-------- ROWS --------

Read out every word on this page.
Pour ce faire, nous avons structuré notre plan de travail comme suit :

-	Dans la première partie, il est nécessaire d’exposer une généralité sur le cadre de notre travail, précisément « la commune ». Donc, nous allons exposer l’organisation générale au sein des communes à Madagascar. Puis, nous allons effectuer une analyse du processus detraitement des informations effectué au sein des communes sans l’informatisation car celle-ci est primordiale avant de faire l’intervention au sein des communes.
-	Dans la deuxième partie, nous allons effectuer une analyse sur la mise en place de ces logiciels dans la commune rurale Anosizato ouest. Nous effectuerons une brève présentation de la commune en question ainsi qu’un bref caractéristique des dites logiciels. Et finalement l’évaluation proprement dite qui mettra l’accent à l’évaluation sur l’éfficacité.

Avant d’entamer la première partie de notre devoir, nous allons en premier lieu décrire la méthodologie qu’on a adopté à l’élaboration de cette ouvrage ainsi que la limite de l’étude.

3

--------
-------- ROWS --------

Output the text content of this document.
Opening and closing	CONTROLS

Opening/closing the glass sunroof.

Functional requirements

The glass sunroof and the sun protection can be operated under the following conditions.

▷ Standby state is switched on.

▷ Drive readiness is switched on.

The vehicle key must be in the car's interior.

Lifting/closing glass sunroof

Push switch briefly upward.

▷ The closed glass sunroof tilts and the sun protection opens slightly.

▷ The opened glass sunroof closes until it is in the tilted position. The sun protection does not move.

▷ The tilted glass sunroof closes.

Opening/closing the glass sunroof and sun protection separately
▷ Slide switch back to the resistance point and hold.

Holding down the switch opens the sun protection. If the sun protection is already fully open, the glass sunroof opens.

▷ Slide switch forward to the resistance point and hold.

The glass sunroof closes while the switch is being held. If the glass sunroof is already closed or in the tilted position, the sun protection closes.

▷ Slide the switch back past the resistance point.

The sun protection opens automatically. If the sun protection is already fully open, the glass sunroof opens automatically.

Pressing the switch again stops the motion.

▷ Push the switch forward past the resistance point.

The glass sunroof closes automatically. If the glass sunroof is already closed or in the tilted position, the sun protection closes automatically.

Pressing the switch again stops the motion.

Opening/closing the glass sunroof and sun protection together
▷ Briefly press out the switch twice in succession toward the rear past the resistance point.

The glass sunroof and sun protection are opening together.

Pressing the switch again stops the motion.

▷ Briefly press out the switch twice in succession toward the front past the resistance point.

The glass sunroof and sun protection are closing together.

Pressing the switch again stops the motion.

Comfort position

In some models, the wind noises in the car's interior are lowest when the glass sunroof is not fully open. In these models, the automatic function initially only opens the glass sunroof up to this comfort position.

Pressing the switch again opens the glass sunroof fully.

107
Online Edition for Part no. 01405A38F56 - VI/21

--------

= TASK OBJECTIVE =
From the listing above, copy every line that includes the word "effectuer".

= OUTPUT BELOW =
-	Dans la première partie, il est nécessaire d’exposer une généralité sur le cadre de notre travail, précisément « la commune ». Donc, nous allons exposer l’organisation générale au sein des communes à Madagascar. Puis, nous allons effectuer une analyse du processus detraitement des informations effectué au sein des communes sans l’informatisation car celle-ci est primordiale avant de faire l’intervention au sein des communes.
-	Dans la deuxième partie, nous allons effectuer une analyse sur la mise en place de ces logiciels dans la commune rurale Anosizato ouest. Nous effectuerons une brève présentation de la commune en question ainsi qu’un bref caractéristique des dites logiciels. Et finalement l’évaluation proprement dite qui mettra l’accent à l’évaluation sur l’éfficacité.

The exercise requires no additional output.